= TASK PROMPT =
Scan the records and identify every line in which the string "kind" occurs, then return those lines.

═════ PROVIDED DATA

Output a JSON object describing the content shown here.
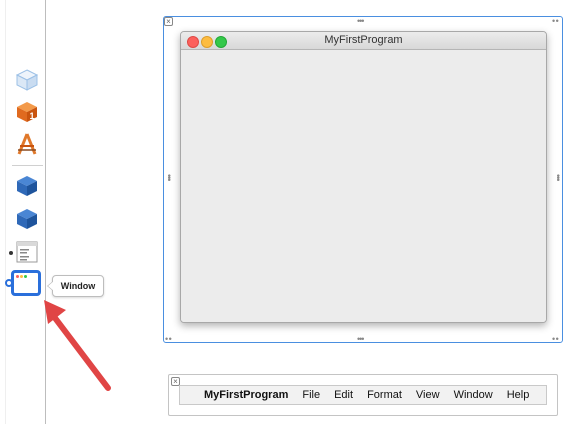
{
  "tooltip": {
    "text": "Window"
  },
  "outline_icons": [
    {
      "name": "ghost-cube-icon"
    },
    {
      "name": "orange-cube-icon",
      "badge": "1"
    },
    {
      "name": "app-icon"
    },
    {
      "name": "blue-cube-icon"
    },
    {
      "name": "blue-cube-icon"
    },
    {
      "name": "menu-icon"
    },
    {
      "name": "window-icon"
    }
  ],
  "window": {
    "title": "MyFirstProgram"
  },
  "menubar": {
    "app": "MyFirstProgram",
    "items": [
      "File",
      "Edit",
      "Format",
      "View",
      "Window",
      "Help"
    ]
  },
  "colors": {
    "selection": "#2a6fdb",
    "arrow": "#e04545",
    "traffic_red": "#fc605c",
    "traffic_yellow": "#fdbc40",
    "traffic_green": "#34c84a"
  }
}
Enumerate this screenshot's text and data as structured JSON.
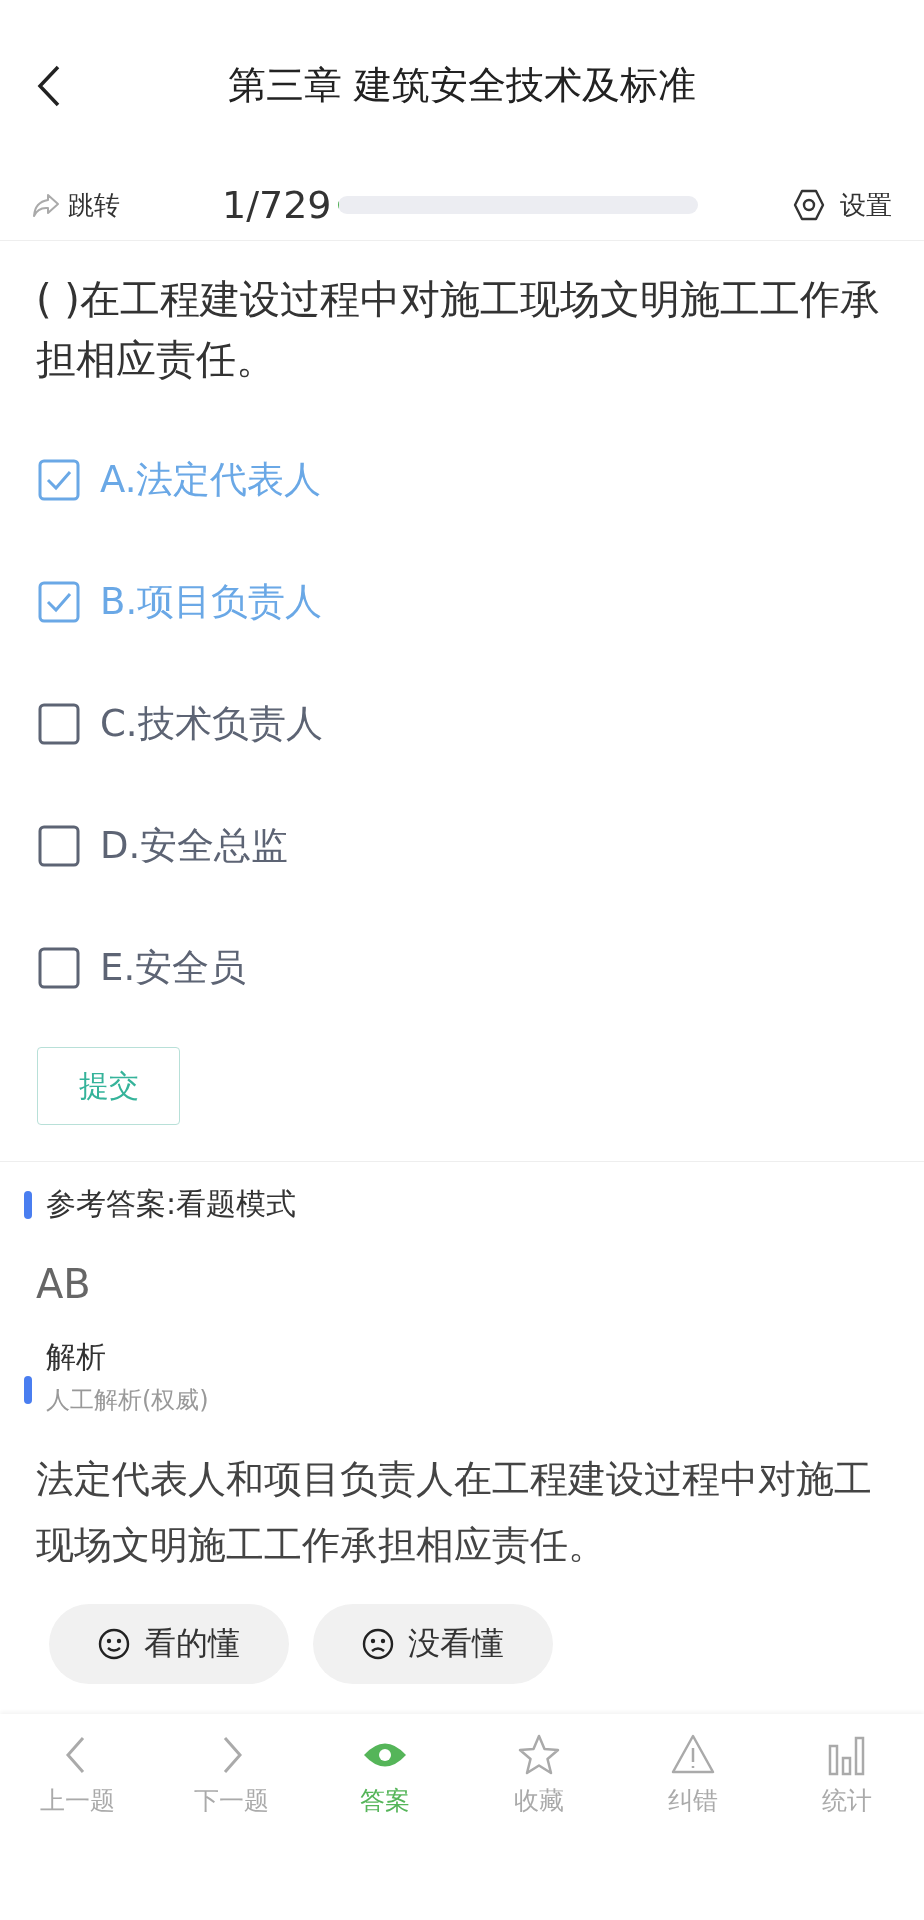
{
  "header": {
    "title": "第三章 建筑安全技术及标准"
  },
  "toolbar": {
    "jump": "跳转",
    "progress_text": "1/729",
    "progress": {
      "level": 0.0014
    },
    "settings": "设置"
  },
  "question": {
    "text": "( )在工程建设过程中对施工现场文明施工工作承担相应责任。",
    "options": [
      {
        "label": "A.法定代表人",
        "checked": true
      },
      {
        "label": "B.项目负责人",
        "checked": true
      },
      {
        "label": "C.技术负责人",
        "checked": false
      },
      {
        "label": "D.安全总监",
        "checked": false
      },
      {
        "label": "E.安全员",
        "checked": false
      }
    ],
    "submit": "提交"
  },
  "answer": {
    "heading": "参考答案:看题模式",
    "value": "AB"
  },
  "analysis": {
    "heading": "解析",
    "subtitle": "人工解析(权威)",
    "text": "法定代表人和项目负责人在工程建设过程中对施工现场文明施工工作承担相应责任。",
    "feedback": [
      {
        "kind": "happy",
        "label": "看的懂"
      },
      {
        "kind": "sad",
        "label": "没看懂"
      }
    ]
  },
  "tabbar": [
    {
      "kind": "prev",
      "label": "上一题",
      "selected": false
    },
    {
      "kind": "next",
      "label": "下一题",
      "selected": false
    },
    {
      "kind": "eye",
      "label": "答案",
      "selected": true
    },
    {
      "kind": "star",
      "label": "收藏",
      "selected": false
    },
    {
      "kind": "warn",
      "label": "纠错",
      "selected": false
    },
    {
      "kind": "stats",
      "label": "统计",
      "selected": false
    }
  ]
}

══════════

= TASK RESPONSE =
        "kind": "happy",
        "kind": "sad",
      "kind": "prev",
      "kind": "next",
      "kind": "eye",
      "kind": "star",
      "kind": "warn",
      "kind": "stats",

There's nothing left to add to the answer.